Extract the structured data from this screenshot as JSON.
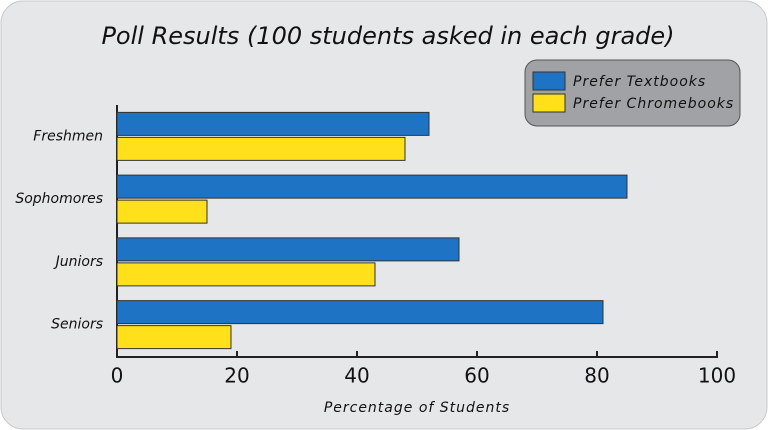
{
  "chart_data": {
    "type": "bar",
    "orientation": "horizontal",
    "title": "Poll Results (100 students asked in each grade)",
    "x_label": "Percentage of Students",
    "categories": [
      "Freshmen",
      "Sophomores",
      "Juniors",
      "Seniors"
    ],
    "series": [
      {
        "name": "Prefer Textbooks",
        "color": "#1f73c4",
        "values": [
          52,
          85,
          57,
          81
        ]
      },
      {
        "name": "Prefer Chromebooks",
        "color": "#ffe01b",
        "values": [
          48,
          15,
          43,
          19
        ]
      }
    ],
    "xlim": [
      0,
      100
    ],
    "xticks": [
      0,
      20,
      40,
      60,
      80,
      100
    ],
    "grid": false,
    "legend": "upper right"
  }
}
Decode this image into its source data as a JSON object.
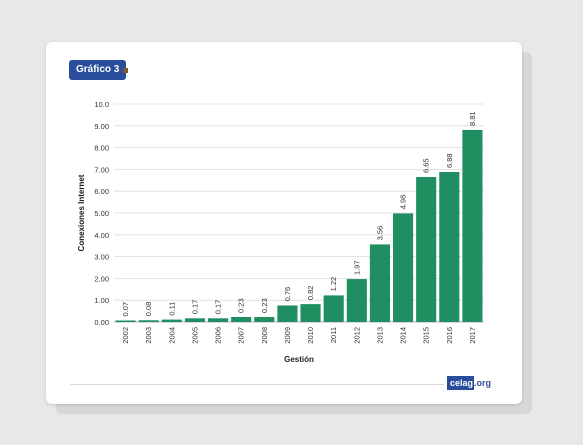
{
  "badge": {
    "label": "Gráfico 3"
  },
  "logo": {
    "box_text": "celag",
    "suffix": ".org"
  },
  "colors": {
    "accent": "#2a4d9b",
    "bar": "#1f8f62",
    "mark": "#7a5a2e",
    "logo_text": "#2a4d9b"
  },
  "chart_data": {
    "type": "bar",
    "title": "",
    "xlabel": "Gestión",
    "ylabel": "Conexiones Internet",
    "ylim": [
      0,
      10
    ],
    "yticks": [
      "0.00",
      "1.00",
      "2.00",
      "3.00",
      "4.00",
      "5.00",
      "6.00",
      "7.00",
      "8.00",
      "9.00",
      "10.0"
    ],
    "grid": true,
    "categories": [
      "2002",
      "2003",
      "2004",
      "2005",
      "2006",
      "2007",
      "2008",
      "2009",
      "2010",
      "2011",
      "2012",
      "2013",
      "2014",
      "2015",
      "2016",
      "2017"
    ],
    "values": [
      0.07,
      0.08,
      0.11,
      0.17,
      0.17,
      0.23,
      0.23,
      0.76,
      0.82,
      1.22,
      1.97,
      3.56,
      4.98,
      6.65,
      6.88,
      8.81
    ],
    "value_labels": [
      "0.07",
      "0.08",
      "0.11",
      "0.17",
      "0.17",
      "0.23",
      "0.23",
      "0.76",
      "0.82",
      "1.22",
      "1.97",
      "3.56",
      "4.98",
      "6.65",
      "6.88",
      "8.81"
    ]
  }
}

____

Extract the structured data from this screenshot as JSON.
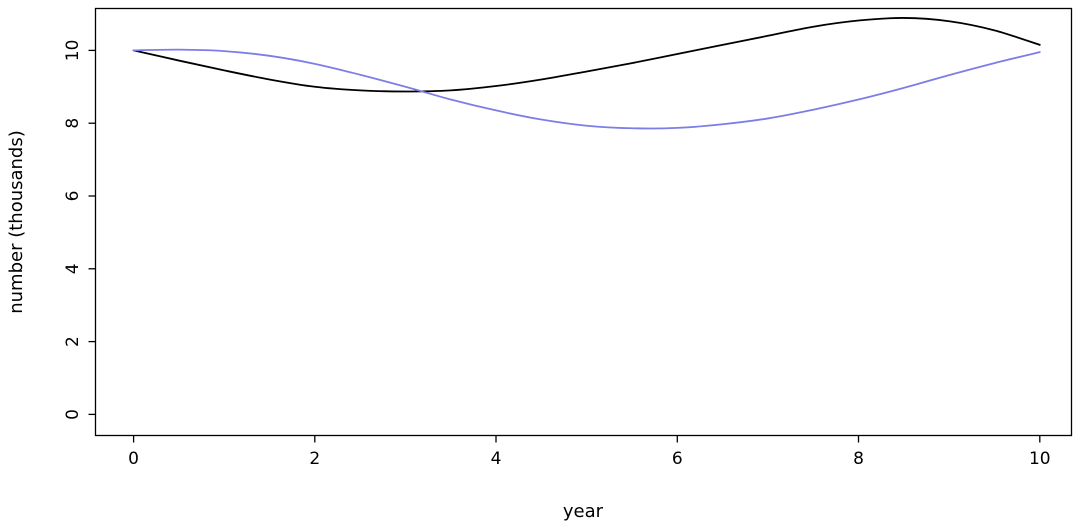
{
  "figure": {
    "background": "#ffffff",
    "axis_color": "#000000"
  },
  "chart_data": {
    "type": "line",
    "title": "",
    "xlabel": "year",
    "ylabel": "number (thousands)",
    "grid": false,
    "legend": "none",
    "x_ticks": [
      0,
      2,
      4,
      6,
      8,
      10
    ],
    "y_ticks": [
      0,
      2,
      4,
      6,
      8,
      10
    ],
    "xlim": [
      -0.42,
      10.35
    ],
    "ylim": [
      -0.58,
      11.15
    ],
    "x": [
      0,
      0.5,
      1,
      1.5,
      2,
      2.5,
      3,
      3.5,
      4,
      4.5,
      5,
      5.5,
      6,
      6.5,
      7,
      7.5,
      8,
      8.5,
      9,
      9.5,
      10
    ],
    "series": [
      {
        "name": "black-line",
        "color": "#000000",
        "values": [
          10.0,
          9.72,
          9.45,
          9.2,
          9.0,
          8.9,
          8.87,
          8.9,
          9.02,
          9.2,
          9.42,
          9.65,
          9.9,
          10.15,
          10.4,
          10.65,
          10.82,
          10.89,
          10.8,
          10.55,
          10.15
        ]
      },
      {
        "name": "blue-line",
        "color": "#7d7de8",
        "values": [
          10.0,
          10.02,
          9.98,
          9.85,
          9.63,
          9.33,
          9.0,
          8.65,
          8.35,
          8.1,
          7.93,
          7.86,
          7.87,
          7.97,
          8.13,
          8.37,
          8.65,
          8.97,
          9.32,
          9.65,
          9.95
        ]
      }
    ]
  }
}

____

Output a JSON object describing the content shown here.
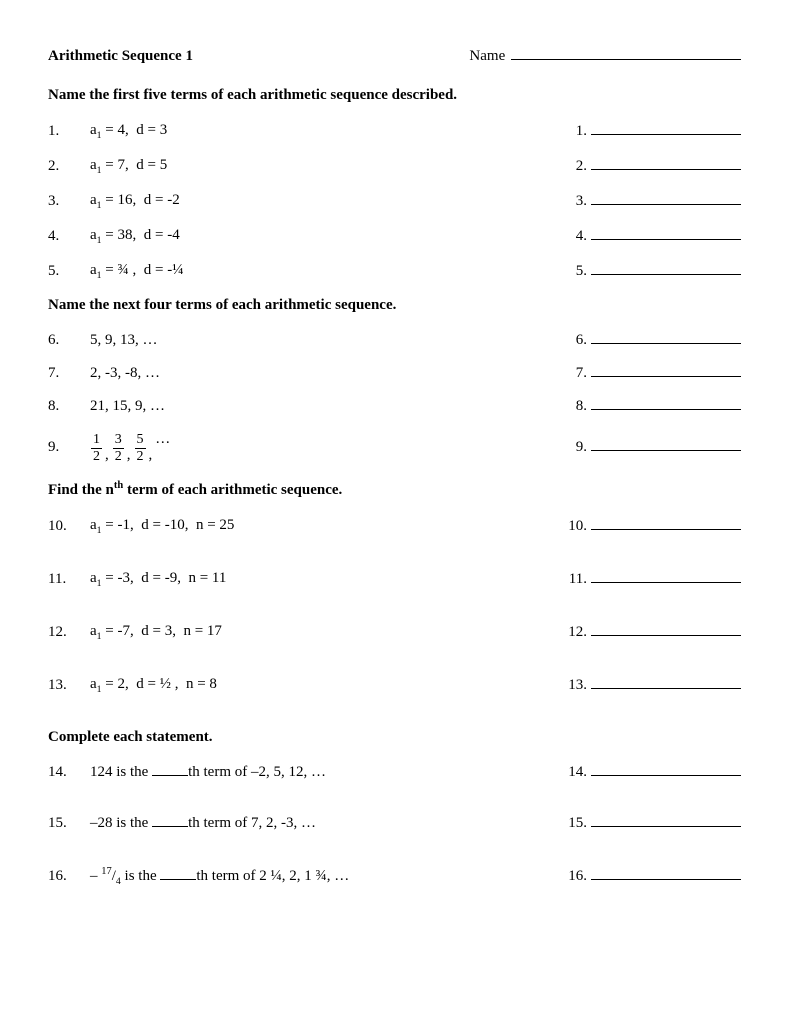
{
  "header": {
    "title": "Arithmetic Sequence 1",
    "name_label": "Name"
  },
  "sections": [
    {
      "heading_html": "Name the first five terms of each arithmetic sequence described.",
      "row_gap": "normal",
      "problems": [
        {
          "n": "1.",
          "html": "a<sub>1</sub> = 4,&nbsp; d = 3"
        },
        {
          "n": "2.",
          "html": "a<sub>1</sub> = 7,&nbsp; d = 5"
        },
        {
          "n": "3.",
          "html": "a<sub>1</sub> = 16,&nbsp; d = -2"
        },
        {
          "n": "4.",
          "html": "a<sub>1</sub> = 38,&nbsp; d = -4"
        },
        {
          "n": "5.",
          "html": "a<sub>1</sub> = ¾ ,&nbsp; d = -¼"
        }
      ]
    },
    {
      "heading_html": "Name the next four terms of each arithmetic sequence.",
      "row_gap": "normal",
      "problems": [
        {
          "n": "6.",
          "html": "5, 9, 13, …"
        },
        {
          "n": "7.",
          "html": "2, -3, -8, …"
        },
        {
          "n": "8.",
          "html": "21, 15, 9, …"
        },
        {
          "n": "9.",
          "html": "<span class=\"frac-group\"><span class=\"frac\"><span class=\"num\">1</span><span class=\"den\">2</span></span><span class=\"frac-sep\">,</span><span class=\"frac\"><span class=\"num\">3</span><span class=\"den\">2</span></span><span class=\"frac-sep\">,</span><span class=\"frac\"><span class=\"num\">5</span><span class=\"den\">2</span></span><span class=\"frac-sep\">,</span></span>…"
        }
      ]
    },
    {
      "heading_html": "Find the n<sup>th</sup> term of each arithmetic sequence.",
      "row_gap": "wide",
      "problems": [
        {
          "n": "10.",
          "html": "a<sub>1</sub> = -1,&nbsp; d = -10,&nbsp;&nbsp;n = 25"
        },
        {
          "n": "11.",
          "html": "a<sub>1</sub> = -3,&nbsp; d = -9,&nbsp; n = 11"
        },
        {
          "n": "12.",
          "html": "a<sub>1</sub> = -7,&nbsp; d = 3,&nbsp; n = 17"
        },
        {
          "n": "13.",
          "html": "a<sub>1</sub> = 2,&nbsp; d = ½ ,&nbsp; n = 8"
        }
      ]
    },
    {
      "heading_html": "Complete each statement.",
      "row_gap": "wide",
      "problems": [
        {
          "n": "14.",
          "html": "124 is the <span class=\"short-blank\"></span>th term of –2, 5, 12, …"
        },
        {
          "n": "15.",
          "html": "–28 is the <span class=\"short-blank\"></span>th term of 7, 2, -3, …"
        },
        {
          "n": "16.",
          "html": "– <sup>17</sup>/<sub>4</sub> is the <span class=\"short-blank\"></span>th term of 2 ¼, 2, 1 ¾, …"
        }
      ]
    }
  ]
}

____

▶ Objective: State how many lines include the string "short", and nothing more.

▶ Reply: 3